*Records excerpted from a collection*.
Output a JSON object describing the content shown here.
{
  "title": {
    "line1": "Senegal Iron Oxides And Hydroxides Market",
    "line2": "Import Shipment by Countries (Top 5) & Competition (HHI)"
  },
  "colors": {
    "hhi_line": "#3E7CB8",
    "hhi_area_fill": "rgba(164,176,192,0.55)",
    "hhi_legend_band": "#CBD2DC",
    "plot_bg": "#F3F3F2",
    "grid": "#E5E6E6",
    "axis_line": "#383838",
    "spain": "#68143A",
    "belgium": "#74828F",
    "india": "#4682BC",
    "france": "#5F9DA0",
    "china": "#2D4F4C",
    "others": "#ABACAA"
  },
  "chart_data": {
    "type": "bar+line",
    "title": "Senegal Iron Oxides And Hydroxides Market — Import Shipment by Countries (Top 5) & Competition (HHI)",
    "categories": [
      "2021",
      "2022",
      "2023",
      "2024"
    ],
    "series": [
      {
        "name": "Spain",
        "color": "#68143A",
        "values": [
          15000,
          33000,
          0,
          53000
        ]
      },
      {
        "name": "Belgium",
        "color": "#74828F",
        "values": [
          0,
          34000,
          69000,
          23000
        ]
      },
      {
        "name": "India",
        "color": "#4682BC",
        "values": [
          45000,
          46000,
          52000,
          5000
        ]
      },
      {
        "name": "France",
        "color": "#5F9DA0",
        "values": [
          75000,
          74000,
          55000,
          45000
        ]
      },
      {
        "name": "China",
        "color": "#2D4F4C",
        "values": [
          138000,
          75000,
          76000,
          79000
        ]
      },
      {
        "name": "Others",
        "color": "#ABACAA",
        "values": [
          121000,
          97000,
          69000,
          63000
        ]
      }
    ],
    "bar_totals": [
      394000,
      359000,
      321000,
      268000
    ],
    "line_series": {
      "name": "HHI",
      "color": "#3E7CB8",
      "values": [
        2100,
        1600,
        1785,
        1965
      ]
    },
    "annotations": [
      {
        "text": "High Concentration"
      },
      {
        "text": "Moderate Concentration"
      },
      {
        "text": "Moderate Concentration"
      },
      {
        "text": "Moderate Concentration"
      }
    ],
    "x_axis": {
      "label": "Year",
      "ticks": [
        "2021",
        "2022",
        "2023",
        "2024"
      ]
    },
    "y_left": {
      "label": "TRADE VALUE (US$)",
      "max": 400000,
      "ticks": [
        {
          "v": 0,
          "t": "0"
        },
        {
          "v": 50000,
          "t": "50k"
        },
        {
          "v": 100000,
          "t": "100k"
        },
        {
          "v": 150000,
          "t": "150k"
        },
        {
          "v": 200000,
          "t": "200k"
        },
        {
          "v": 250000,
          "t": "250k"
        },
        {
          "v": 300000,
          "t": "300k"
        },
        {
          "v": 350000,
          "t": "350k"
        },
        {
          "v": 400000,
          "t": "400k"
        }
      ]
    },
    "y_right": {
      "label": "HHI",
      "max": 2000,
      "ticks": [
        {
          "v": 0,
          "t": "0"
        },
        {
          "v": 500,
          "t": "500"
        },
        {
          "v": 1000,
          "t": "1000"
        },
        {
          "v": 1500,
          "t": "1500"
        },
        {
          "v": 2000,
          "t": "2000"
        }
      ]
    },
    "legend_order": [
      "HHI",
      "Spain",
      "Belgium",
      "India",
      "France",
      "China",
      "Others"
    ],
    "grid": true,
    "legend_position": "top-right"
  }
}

*What to produce*. Reproduce the full listing word for word.

*Worked solution*.
Output a JSON object describing the content shown here.
{
  "title": {
    "line1": "Senegal Iron Oxides And Hydroxides Market",
    "line2": "Import Shipment by Countries (Top 5) & Competition (HHI)"
  },
  "colors": {
    "hhi_line": "#3E7CB8",
    "hhi_area_fill": "rgba(164,176,192,0.55)",
    "hhi_legend_band": "#CBD2DC",
    "plot_bg": "#F3F3F2",
    "grid": "#E5E6E6",
    "axis_line": "#383838",
    "spain": "#68143A",
    "belgium": "#74828F",
    "india": "#4682BC",
    "france": "#5F9DA0",
    "china": "#2D4F4C",
    "others": "#ABACAA"
  },
  "chart_data": {
    "type": "bar+line",
    "title": "Senegal Iron Oxides And Hydroxides Market — Import Shipment by Countries (Top 5) & Competition (HHI)",
    "categories": [
      "2021",
      "2022",
      "2023",
      "2024"
    ],
    "series": [
      {
        "name": "Spain",
        "color": "#68143A",
        "values": [
          15000,
          33000,
          0,
          53000
        ]
      },
      {
        "name": "Belgium",
        "color": "#74828F",
        "values": [
          0,
          34000,
          69000,
          23000
        ]
      },
      {
        "name": "India",
        "color": "#4682BC",
        "values": [
          45000,
          46000,
          52000,
          5000
        ]
      },
      {
        "name": "France",
        "color": "#5F9DA0",
        "values": [
          75000,
          74000,
          55000,
          45000
        ]
      },
      {
        "name": "China",
        "color": "#2D4F4C",
        "values": [
          138000,
          75000,
          76000,
          79000
        ]
      },
      {
        "name": "Others",
        "color": "#ABACAA",
        "values": [
          121000,
          97000,
          69000,
          63000
        ]
      }
    ],
    "bar_totals": [
      394000,
      359000,
      321000,
      268000
    ],
    "line_series": {
      "name": "HHI",
      "color": "#3E7CB8",
      "values": [
        2100,
        1600,
        1785,
        1965
      ]
    },
    "annotations": [
      {
        "text": "High Concentration"
      },
      {
        "text": "Moderate Concentration"
      },
      {
        "text": "Moderate Concentration"
      },
      {
        "text": "Moderate Concentration"
      }
    ],
    "x_axis": {
      "label": "Year",
      "ticks": [
        "2021",
        "2022",
        "2023",
        "2024"
      ]
    },
    "y_left": {
      "label": "TRADE VALUE (US$)",
      "max": 400000,
      "ticks": [
        {
          "v": 0,
          "t": "0"
        },
        {
          "v": 50000,
          "t": "50k"
        },
        {
          "v": 100000,
          "t": "100k"
        },
        {
          "v": 150000,
          "t": "150k"
        },
        {
          "v": 200000,
          "t": "200k"
        },
        {
          "v": 250000,
          "t": "250k"
        },
        {
          "v": 300000,
          "t": "300k"
        },
        {
          "v": 350000,
          "t": "350k"
        },
        {
          "v": 400000,
          "t": "400k"
        }
      ]
    },
    "y_right": {
      "label": "HHI",
      "max": 2000,
      "ticks": [
        {
          "v": 0,
          "t": "0"
        },
        {
          "v": 500,
          "t": "500"
        },
        {
          "v": 1000,
          "t": "1000"
        },
        {
          "v": 1500,
          "t": "1500"
        },
        {
          "v": 2000,
          "t": "2000"
        }
      ]
    },
    "legend_order": [
      "HHI",
      "Spain",
      "Belgium",
      "India",
      "France",
      "China",
      "Others"
    ],
    "grid": true,
    "legend_position": "top-right"
  }
}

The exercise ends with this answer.